START

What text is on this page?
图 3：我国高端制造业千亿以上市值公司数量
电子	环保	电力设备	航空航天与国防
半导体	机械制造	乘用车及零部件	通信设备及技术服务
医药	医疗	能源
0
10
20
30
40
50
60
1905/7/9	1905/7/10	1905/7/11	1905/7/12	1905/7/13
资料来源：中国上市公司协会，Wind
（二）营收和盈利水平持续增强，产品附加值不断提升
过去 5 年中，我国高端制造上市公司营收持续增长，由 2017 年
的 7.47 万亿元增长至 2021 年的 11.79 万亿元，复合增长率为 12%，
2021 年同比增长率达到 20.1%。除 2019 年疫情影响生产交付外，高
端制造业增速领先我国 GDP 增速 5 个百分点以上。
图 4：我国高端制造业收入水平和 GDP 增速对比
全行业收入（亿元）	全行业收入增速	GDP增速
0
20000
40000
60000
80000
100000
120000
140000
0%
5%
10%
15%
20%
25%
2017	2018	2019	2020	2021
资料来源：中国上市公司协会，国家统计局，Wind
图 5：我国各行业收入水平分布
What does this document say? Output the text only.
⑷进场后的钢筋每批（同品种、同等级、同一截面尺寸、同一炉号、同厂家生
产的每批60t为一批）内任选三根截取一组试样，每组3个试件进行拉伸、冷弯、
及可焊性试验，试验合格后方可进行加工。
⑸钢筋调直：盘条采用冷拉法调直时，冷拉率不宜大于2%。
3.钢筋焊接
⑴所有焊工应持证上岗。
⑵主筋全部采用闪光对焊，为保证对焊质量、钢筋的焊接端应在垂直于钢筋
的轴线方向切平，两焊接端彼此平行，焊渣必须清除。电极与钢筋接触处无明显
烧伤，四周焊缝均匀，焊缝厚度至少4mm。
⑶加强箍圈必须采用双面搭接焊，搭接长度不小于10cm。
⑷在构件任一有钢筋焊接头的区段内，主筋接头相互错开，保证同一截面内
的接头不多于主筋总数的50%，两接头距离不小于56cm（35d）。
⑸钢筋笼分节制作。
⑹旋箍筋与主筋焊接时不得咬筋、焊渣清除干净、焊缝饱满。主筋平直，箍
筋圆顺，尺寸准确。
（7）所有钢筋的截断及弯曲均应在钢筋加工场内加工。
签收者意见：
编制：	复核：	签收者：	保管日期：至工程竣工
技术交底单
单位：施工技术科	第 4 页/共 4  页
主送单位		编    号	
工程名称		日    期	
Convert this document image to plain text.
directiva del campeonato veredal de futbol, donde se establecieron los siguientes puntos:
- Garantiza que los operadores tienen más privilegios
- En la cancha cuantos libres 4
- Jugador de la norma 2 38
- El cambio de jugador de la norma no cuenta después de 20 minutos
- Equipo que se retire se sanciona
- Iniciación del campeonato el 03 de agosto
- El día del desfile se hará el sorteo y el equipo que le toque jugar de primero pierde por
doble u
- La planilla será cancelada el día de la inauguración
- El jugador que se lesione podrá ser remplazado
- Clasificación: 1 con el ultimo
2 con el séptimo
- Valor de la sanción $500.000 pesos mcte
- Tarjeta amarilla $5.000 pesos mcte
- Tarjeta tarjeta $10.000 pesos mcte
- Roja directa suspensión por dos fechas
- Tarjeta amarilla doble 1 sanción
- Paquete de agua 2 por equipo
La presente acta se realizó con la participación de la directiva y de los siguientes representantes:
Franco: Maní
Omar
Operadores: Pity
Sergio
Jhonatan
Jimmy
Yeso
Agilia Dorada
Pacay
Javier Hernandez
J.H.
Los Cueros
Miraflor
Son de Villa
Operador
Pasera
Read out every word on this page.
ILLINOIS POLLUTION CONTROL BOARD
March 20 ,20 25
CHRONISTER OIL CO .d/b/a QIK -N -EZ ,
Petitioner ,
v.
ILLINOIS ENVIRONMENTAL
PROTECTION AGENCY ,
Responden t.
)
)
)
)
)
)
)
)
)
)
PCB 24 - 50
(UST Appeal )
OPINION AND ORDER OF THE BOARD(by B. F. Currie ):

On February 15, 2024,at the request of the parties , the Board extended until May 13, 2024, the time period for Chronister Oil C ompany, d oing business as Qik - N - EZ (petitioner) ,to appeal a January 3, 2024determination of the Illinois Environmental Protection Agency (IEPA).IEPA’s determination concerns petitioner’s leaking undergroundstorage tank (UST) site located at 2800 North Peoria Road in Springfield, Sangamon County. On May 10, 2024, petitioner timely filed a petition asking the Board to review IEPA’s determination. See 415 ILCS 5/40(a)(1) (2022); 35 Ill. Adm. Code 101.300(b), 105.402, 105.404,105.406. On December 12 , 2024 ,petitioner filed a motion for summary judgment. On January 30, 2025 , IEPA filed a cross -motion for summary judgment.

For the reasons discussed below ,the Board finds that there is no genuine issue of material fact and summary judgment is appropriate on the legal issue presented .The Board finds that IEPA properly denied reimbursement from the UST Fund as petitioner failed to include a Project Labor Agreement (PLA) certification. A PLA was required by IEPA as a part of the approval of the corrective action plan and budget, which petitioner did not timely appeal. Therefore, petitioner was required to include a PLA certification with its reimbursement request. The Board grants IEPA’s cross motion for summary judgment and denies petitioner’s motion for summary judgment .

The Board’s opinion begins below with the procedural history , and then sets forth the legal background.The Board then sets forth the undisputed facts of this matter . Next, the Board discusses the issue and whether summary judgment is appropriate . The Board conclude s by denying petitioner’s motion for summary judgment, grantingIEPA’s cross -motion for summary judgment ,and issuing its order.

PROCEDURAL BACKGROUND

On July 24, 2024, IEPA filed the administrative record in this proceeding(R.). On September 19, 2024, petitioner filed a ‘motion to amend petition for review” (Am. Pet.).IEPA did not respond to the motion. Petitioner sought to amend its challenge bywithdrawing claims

END

> **OBJECTIVE**
Make an exact copy of the material above.

> **FINAL ANSWER**
What text is on this page?
图 3：我国高端制造业千亿以上市值公司数量
电子	环保	电力设备	航空航天与国防
半导体	机械制造	乘用车及零部件	通信设备及技术服务
医药	医疗	能源
0
10
20
30
40
50
60
1905/7/9	1905/7/10	1905/7/11	1905/7/12	1905/7/13
资料来源：中国上市公司协会，Wind
（二）营收和盈利水平持续增强，产品附加值不断提升
过去 5 年中，我国高端制造上市公司营收持续增长，由 2017 年
的 7.47 万亿元增长至 2021 年的 11.79 万亿元，复合增长率为 12%，
2021 年同比增长率达到 20.1%。除 2019 年疫情影响生产交付外，高
端制造业增速领先我国 GDP 增速 5 个百分点以上。
图 4：我国高端制造业收入水平和 GDP 增速对比
全行业收入（亿元）	全行业收入增速	GDP增速
0
20000
40000
60000
80000
100000
120000
140000
0%
5%
10%
15%
20%
25%
2017	2018	2019	2020	2021
资料来源：中国上市公司协会，国家统计局，Wind
图 5：我国各行业收入水平分布
What does this document say? Output the text only.
⑷进场后的钢筋每批（同品种、同等级、同一截面尺寸、同一炉号、同厂家生
产的每批60t为一批）内任选三根截取一组试样，每组3个试件进行拉伸、冷弯、
及可焊性试验，试验合格后方可进行加工。
⑸钢筋调直：盘条采用冷拉法调直时，冷拉率不宜大于2%。
3.钢筋焊接
⑴所有焊工应持证上岗。
⑵主筋全部采用闪光对焊，为保证对焊质量、钢筋的焊接端应在垂直于钢筋
的轴线方向切平，两焊接端彼此平行，焊渣必须清除。电极与钢筋接触处无明显
烧伤，四周焊缝均匀，焊缝厚度至少4mm。
⑶加强箍圈必须采用双面搭接焊，搭接长度不小于10cm。
⑷在构件任一有钢筋焊接头的区段内，主筋接头相互错开，保证同一截面内
的接头不多于主筋总数的50%，两接头距离不小于56cm（35d）。
⑸钢筋笼分节制作。
⑹旋箍筋与主筋焊接时不得咬筋、焊渣清除干净、焊缝饱满。主筋平直，箍
筋圆顺，尺寸准确。
（7）所有钢筋的截断及弯曲均应在钢筋加工场内加工。
签收者意见：
编制：	复核：	签收者：	保管日期：至工程竣工
技术交底单
单位：施工技术科	第 4 页/共 4  页
主送单位		编    号	
工程名称		日    期	
Convert this document image to plain text.
directiva del campeonato veredal de futbol, donde se establecieron los siguientes puntos:
- Garantiza que los operadores tienen más privilegios
- En la cancha cuantos libres 4
- Jugador de la norma 2 38
- El cambio de jugador de la norma no cuenta después de 20 minutos
- Equipo que se retire se sanciona
- Iniciación del campeonato el 03 de agosto
- El día del desfile se hará el sorteo y el equipo que le toque jugar de primero pierde por
doble u
- La planilla será cancelada el día de la inauguración
- El jugador que se lesione podrá ser remplazado
- Clasificación: 1 con el ultimo
2 con el séptimo
- Valor de la sanción $500.000 pesos mcte
- Tarjeta amarilla $5.000 pesos mcte
- Tarjeta tarjeta $10.000 pesos mcte
- Roja directa suspensión por dos fechas
- Tarjeta amarilla doble 1 sanción
- Paquete de agua 2 por equipo
La presente acta se realizó con la participación de la directiva y de los siguientes representantes:
Franco: Maní
Omar
Operadores: Pity
Sergio
Jhonatan
Jimmy
Yeso
Agilia Dorada
Pacay
Javier Hernandez
J.H.
Los Cueros
Miraflor
Son de Villa
Operador
Pasera
Read out every word on this page.
ILLINOIS POLLUTION CONTROL BOARD
March 20 ,20 25
CHRONISTER OIL CO .d/b/a QIK -N -EZ ,
Petitioner ,
v.
ILLINOIS ENVIRONMENTAL
PROTECTION AGENCY ,
Responden t.
)
)
)
)
)
)
)
)
)
)
PCB 24 - 50
(UST Appeal )
OPINION AND ORDER OF THE BOARD(by B. F. Currie ):

On February 15, 2024,at the request of the parties , the Board extended until May 13, 2024, the time period for Chronister Oil C ompany, d oing business as Qik - N - EZ (petitioner) ,to appeal a January 3, 2024determination of the Illinois Environmental Protection Agency (IEPA).IEPA’s determination concerns petitioner’s leaking undergroundstorage tank (UST) site located at 2800 North Peoria Road in Springfield, Sangamon County. On May 10, 2024, petitioner timely filed a petition asking the Board to review IEPA’s determination. See 415 ILCS 5/40(a)(1) (2022); 35 Ill. Adm. Code 101.300(b), 105.402, 105.404,105.406. On December 12 , 2024 ,petitioner filed a motion for summary judgment. On January 30, 2025 , IEPA filed a cross -motion for summary judgment.

For the reasons discussed below ,the Board finds that there is no genuine issue of material fact and summary judgment is appropriate on the legal issue presented .The Board finds that IEPA properly denied reimbursement from the UST Fund as petitioner failed to include a Project Labor Agreement (PLA) certification. A PLA was required by IEPA as a part of the approval of the corrective action plan and budget, which petitioner did not timely appeal. Therefore, petitioner was required to include a PLA certification with its reimbursement request. The Board grants IEPA’s cross motion for summary judgment and denies petitioner’s motion for summary judgment .

The Board’s opinion begins below with the procedural history , and then sets forth the legal background.The Board then sets forth the undisputed facts of this matter . Next, the Board discusses the issue and whether summary judgment is appropriate . The Board conclude s by denying petitioner’s motion for summary judgment, grantingIEPA’s cross -motion for summary judgment ,and issuing its order.

PROCEDURAL BACKGROUND

On July 24, 2024, IEPA filed the administrative record in this proceeding(R.). On September 19, 2024, petitioner filed a ‘motion to amend petition for review” (Am. Pet.).IEPA did not respond to the motion. Petitioner sought to amend its challenge bywithdrawing claims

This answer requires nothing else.